• Task brief
Return the count of lines with the string "établissement" in them, and nothing else.

[begin Supplied records]

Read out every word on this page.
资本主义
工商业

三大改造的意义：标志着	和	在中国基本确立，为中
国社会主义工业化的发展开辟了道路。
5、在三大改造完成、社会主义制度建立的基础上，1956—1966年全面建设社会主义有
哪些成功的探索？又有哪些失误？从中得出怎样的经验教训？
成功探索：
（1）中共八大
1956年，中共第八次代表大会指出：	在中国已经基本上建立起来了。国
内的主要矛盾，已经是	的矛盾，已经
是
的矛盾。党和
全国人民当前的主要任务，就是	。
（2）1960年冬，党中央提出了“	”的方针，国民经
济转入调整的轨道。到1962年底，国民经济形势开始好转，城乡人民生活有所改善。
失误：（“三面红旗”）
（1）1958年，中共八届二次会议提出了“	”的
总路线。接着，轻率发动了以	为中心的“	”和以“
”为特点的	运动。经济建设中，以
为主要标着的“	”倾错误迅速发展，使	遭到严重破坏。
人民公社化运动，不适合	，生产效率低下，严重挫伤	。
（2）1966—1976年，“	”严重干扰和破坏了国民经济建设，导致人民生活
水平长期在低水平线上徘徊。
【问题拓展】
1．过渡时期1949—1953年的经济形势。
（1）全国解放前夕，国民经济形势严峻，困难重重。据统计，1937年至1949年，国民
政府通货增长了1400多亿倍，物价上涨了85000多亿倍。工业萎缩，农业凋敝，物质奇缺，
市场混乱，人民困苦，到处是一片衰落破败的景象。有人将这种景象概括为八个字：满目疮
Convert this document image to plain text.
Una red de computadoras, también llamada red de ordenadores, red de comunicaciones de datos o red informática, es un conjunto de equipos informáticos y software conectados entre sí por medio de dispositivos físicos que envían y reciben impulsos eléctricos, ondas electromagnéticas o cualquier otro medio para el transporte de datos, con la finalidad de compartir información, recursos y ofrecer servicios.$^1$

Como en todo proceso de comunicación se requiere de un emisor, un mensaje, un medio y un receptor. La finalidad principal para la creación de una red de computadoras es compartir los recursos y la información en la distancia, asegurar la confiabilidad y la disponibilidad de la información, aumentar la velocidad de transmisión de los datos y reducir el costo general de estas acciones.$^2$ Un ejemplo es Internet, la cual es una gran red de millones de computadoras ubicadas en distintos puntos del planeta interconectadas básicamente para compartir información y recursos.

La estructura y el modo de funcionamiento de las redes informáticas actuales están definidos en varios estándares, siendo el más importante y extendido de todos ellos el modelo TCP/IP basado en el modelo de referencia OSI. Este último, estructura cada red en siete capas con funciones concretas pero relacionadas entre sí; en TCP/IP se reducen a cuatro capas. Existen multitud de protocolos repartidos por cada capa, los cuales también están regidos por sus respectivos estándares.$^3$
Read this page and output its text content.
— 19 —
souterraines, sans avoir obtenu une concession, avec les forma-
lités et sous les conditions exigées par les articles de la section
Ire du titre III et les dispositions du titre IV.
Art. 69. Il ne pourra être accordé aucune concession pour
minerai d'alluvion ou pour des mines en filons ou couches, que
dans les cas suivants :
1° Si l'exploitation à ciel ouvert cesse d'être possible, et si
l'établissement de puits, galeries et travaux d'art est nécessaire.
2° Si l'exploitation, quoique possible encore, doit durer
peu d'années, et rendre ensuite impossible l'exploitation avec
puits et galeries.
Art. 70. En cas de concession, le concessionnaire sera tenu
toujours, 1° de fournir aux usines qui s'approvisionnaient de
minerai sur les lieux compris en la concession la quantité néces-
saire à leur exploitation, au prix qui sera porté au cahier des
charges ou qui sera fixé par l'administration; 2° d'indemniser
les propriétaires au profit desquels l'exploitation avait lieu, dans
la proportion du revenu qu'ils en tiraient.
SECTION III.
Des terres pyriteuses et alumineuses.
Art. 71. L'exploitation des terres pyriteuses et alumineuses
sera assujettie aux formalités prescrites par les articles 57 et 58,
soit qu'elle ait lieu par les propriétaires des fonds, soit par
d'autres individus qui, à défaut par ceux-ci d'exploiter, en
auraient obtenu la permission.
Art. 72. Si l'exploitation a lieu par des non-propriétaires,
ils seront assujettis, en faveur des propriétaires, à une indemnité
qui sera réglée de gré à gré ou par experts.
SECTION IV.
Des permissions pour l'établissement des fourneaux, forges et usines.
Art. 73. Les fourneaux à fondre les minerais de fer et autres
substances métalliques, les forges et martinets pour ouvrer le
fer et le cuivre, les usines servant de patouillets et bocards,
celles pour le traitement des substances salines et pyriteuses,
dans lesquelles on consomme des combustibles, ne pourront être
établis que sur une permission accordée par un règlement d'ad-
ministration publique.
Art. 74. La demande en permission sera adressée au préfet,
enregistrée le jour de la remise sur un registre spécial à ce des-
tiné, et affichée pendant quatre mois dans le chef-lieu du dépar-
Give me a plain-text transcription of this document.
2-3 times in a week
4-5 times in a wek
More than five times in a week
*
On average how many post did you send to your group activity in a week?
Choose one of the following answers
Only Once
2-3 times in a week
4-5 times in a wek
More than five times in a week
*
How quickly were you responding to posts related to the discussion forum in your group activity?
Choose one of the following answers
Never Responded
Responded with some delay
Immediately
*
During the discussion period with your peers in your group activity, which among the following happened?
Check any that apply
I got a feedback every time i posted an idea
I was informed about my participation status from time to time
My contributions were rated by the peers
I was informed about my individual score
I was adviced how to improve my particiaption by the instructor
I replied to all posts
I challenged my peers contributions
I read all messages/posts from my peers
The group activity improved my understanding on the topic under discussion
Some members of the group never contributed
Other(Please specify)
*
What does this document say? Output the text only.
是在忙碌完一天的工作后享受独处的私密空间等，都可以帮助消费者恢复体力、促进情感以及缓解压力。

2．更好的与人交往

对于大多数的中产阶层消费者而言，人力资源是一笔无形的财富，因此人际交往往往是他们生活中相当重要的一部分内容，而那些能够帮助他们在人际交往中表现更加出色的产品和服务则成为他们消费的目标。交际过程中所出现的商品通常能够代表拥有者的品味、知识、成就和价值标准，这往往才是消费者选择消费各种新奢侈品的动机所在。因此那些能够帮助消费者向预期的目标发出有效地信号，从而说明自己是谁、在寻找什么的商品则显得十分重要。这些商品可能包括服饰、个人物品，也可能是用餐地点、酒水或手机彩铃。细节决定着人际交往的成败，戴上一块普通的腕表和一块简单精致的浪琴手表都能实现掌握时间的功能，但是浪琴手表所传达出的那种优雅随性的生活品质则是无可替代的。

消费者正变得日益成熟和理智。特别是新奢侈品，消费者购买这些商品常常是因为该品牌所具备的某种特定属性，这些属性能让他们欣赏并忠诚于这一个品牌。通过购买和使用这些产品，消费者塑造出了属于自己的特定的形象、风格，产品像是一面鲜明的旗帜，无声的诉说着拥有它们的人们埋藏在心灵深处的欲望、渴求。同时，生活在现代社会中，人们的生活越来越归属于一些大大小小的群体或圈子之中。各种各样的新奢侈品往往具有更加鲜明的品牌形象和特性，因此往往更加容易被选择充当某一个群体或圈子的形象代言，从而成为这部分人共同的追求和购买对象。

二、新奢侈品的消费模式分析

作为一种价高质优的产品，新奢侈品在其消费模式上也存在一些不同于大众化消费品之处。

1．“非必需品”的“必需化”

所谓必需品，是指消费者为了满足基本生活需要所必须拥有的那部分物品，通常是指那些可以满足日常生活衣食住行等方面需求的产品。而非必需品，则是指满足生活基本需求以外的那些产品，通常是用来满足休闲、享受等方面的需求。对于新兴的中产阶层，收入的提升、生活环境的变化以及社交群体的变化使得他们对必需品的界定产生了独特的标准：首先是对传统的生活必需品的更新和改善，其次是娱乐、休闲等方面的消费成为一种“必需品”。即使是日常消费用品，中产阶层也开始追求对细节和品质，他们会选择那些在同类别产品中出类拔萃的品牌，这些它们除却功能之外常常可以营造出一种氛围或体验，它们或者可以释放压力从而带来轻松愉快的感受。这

[end Supplied records]

• Response
2